- _Requirement_
In the material below, repeat only the lines from the one that holds "Enumerate this screenshot's" through the final line, exactly as they stand.

**** Source material

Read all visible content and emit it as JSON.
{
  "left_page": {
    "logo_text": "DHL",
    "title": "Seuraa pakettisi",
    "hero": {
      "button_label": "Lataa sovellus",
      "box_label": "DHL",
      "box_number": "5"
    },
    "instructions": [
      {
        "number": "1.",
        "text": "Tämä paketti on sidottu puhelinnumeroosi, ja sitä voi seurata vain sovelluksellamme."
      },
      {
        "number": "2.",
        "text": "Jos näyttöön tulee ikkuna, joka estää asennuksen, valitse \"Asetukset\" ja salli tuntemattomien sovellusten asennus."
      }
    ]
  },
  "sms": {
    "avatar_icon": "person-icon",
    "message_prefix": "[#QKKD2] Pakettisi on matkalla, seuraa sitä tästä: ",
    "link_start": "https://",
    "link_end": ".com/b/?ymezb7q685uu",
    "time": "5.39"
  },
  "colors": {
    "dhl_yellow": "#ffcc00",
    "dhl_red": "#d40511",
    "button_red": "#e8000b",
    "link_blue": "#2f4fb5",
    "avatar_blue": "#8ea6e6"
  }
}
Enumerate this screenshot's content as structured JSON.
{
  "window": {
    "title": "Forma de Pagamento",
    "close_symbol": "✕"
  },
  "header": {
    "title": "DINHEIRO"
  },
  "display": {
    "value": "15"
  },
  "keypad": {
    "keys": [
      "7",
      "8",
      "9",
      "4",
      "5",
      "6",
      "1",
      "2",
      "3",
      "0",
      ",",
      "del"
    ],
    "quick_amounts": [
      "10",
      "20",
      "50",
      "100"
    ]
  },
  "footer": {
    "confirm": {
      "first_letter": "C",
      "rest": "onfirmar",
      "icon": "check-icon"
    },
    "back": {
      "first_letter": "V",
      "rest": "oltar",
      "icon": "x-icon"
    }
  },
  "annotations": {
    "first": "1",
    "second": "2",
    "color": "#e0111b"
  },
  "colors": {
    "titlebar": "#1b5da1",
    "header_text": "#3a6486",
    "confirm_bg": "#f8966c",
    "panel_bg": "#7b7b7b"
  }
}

********

- _Written answer_
Enumerate this screenshot's content as structured JSON.
{
  "window": {
    "title": "Forma de Pagamento",
    "close_symbol": "✕"
  },
  "header": {
    "title": "DINHEIRO"
  },
  "display": {
    "value": "15"
  },
  "keypad": {
    "keys": [
      "7",
      "8",
      "9",
      "4",
      "5",
      "6",
      "1",
      "2",
      "3",
      "0",
      ",",
      "del"
    ],
    "quick_amounts": [
      "10",
      "20",
      "50",
      "100"
    ]
  },
  "footer": {
    "confirm": {
      "first_letter": "C",
      "rest": "onfirmar",
      "icon": "check-icon"
    },
    "back": {
      "first_letter": "V",
      "rest": "oltar",
      "icon": "x-icon"
    }
  },
  "annotations": {
    "first": "1",
    "second": "2",
    "color": "#e0111b"
  },
  "colors": {
    "titlebar": "#1b5da1",
    "header_text": "#3a6486",
    "confirm_bg": "#f8966c",
    "panel_bg": "#7b7b7b"
  }
}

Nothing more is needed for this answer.